### [Exercise requirements]
Filter the listing and keep only the lines with the word "title".

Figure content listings
· · · · · · ·

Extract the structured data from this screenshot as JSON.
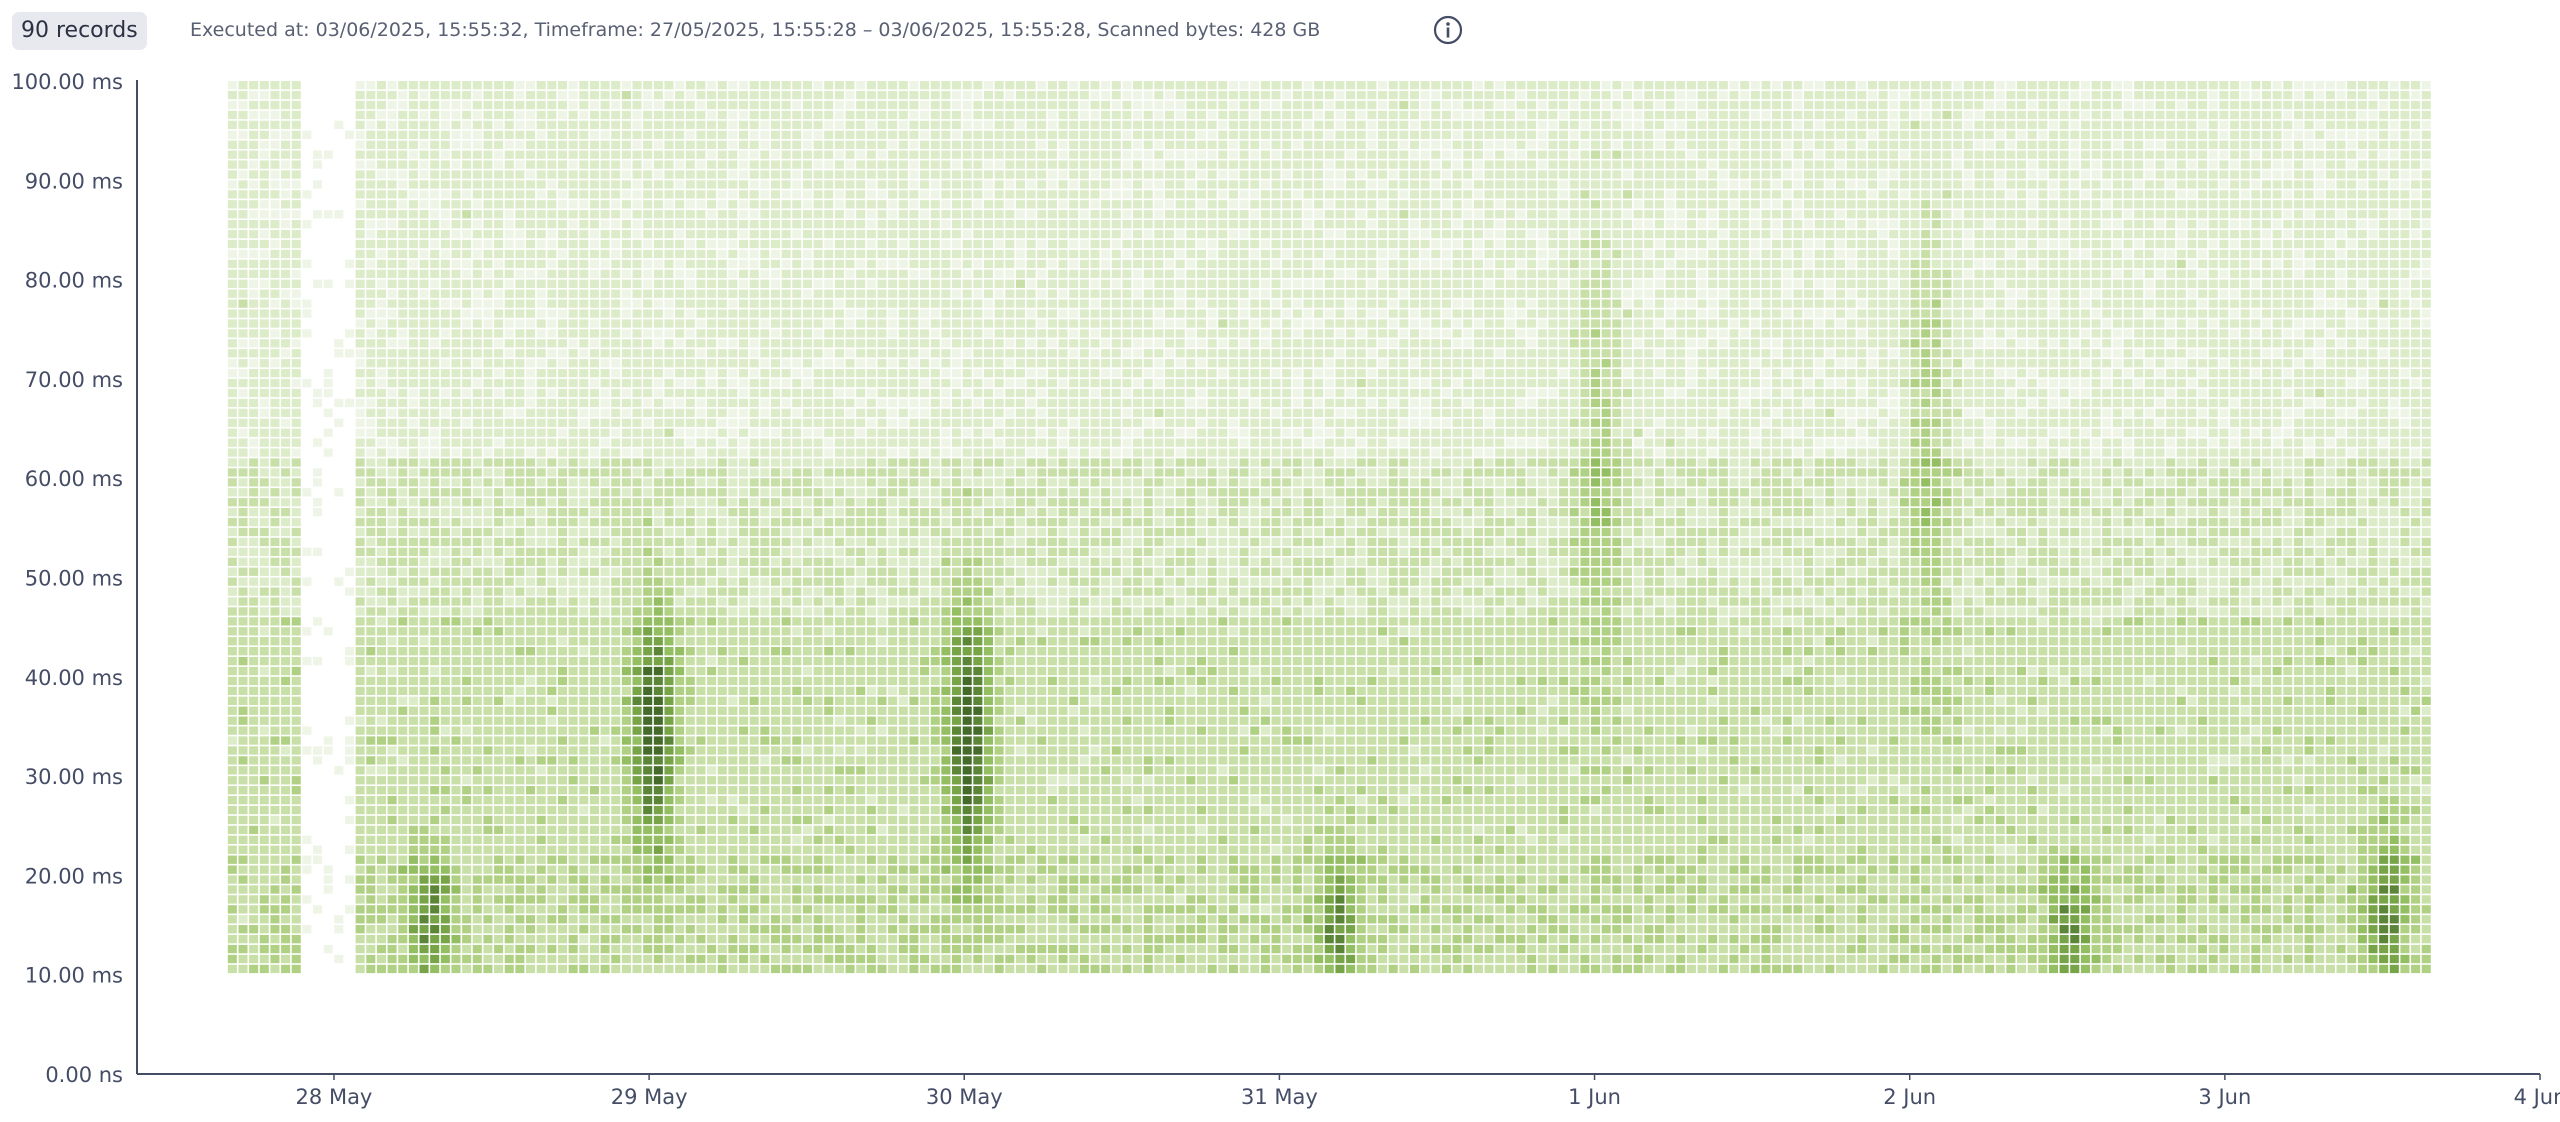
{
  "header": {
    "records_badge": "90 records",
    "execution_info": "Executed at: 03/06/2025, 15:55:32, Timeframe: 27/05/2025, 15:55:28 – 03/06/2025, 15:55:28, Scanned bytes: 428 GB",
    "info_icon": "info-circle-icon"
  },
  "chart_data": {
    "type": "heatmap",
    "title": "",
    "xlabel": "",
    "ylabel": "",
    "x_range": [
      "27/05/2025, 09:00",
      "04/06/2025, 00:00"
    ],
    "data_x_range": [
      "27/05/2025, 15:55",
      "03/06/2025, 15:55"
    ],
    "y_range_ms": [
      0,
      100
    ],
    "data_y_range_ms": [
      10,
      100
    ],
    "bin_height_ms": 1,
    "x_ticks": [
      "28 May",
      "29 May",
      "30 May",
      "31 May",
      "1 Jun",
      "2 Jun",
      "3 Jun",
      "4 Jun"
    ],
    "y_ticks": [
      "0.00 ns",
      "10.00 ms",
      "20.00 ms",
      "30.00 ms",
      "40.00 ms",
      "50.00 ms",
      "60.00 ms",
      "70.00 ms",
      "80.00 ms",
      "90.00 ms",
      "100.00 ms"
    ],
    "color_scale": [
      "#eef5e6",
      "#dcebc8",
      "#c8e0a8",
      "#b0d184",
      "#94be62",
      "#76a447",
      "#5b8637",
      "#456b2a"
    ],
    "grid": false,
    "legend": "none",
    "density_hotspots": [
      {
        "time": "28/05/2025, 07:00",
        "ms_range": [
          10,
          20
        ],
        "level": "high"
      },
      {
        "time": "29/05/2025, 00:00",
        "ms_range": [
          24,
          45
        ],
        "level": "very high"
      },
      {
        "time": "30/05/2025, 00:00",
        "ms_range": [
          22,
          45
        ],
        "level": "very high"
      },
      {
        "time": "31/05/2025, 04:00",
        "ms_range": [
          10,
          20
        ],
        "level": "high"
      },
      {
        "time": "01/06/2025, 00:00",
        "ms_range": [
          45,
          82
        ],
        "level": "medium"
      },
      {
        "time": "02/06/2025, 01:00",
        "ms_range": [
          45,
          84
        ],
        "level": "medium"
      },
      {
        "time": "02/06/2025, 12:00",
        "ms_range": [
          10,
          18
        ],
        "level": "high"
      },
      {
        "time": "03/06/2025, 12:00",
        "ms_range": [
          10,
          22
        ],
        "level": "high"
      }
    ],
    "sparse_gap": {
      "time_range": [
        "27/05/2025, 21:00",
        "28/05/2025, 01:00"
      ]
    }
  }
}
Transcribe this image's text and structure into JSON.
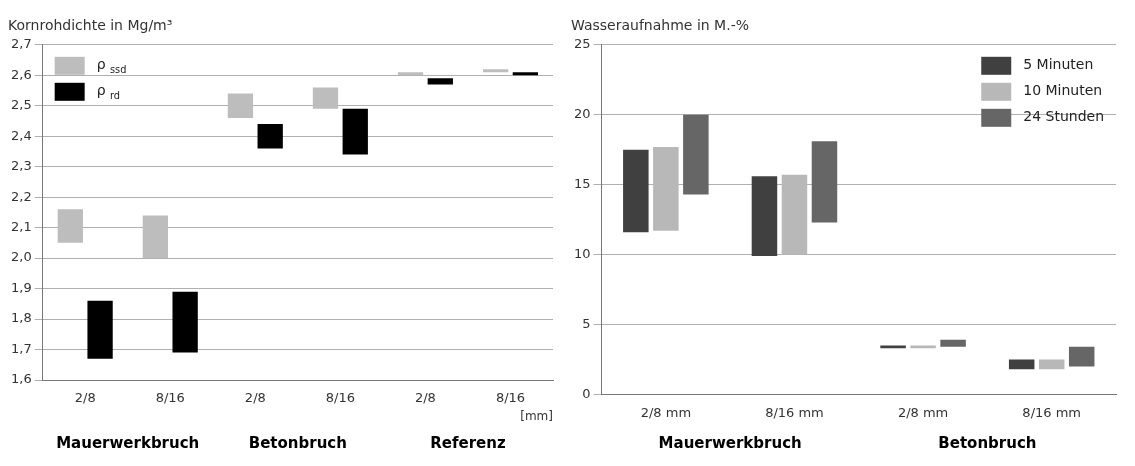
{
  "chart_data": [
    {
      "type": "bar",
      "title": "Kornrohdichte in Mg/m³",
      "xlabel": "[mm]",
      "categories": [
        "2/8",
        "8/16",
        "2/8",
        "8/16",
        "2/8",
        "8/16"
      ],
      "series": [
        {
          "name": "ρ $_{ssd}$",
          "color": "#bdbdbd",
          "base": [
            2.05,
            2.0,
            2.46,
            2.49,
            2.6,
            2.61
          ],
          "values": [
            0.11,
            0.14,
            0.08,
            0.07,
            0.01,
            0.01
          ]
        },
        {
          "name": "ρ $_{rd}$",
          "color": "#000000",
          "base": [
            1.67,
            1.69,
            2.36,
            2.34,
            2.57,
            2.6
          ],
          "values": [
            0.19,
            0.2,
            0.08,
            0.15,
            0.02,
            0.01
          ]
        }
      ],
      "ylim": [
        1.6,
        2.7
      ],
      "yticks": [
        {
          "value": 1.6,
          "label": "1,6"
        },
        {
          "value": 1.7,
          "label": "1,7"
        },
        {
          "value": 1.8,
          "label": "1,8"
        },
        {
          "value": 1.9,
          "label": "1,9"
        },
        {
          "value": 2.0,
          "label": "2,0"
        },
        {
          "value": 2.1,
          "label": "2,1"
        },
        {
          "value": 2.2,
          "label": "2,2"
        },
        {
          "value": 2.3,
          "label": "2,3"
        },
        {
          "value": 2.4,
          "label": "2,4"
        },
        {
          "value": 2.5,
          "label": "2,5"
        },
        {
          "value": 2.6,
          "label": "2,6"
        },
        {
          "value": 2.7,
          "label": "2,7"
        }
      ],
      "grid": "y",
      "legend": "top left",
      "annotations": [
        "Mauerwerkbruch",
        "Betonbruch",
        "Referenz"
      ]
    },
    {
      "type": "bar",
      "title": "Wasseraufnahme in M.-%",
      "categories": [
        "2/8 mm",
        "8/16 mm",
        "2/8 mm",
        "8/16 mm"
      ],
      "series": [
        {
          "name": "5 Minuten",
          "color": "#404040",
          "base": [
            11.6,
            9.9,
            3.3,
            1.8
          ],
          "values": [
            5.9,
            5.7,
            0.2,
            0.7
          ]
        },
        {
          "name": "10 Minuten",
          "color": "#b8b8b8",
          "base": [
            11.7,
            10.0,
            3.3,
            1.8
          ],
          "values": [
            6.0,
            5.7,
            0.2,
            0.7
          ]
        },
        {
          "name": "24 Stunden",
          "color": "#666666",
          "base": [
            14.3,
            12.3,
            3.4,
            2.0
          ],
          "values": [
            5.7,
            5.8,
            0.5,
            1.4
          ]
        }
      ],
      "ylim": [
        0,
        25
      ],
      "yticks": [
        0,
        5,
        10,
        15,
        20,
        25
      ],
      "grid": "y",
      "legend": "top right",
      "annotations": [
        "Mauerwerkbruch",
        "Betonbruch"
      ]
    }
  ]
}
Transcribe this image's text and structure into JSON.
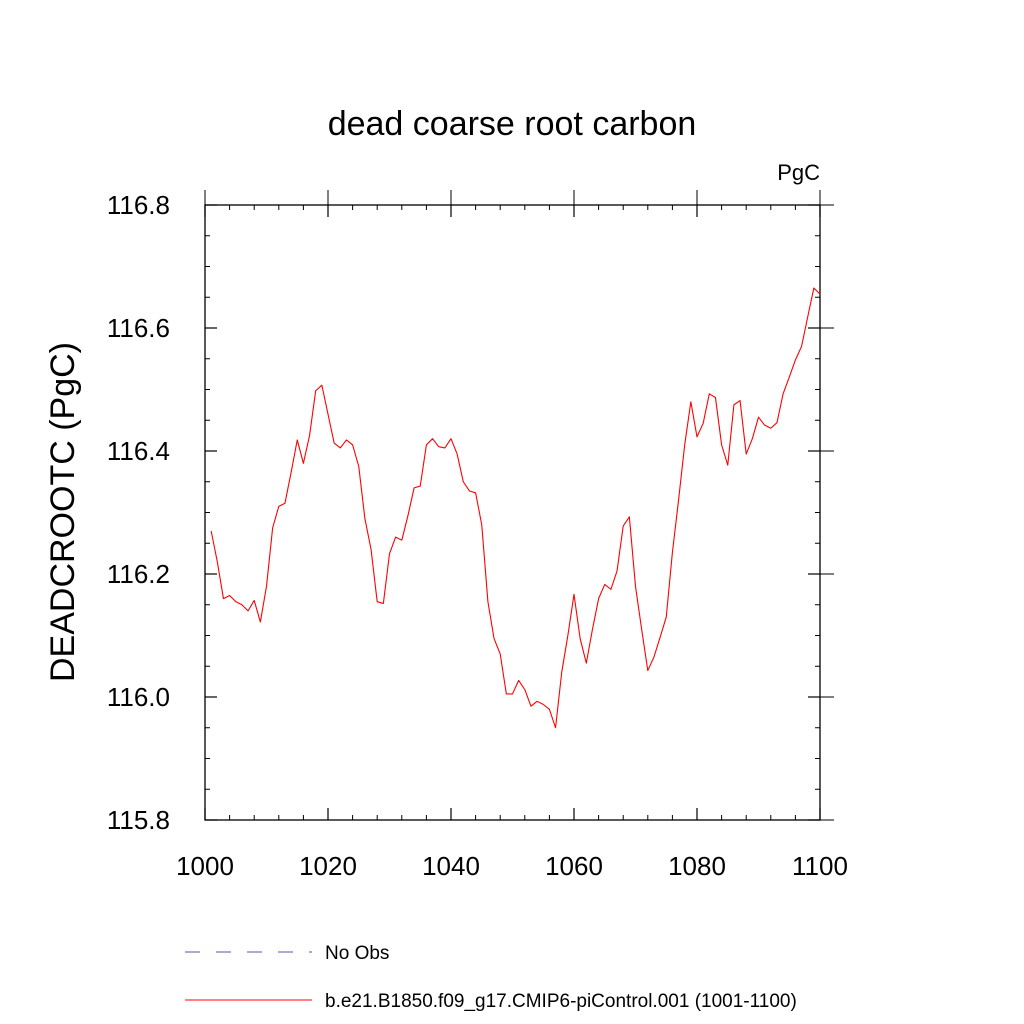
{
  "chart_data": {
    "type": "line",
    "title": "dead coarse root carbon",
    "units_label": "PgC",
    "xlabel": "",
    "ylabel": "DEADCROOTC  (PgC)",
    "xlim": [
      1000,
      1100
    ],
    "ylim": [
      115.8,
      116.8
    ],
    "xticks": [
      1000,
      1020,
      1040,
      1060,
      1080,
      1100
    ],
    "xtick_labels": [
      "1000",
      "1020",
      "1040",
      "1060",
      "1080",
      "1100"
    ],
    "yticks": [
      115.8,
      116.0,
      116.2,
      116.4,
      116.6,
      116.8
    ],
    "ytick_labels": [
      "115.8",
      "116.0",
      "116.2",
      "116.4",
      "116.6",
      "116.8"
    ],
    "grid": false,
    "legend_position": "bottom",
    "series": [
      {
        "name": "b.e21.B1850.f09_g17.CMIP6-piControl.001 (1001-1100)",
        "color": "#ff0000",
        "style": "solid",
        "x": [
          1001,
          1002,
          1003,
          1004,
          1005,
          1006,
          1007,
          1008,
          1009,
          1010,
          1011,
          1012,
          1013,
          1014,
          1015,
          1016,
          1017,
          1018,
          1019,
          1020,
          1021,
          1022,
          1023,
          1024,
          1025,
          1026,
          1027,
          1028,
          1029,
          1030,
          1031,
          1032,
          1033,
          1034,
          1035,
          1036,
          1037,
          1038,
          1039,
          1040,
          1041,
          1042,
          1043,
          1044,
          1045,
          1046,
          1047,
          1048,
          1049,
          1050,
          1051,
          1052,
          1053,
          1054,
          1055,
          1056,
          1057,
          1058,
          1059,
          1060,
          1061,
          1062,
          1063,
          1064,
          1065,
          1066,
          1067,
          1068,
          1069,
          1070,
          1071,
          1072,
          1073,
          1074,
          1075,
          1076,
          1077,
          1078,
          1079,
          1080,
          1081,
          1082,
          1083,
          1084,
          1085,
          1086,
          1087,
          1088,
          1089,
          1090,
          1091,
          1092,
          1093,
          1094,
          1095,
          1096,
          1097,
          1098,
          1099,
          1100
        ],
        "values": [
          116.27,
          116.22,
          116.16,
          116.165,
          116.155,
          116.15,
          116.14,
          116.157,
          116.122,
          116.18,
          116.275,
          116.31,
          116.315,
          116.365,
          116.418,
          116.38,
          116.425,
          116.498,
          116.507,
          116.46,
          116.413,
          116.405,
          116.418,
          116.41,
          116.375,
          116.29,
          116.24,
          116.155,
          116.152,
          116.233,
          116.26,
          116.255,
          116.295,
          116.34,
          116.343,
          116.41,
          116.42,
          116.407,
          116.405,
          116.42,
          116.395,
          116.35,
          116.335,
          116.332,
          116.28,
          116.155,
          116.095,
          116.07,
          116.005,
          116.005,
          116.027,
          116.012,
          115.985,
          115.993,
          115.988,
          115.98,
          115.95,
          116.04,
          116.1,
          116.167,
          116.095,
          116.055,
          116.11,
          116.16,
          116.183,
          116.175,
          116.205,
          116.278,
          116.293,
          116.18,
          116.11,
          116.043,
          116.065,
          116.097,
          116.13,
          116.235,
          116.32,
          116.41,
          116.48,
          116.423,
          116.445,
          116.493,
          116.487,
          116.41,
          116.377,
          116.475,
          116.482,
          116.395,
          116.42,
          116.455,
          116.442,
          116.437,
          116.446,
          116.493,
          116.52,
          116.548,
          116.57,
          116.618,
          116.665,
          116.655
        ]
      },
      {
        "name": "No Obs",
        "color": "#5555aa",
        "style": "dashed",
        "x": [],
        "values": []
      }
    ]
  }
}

· · · · · · ·

### [Problem solution]
    "title": "",
      "title": "Kornrohdichte in Mg/m³",
      "title": "Wasseraufnahme in M.-%",
    "title": "dead coarse root carbon",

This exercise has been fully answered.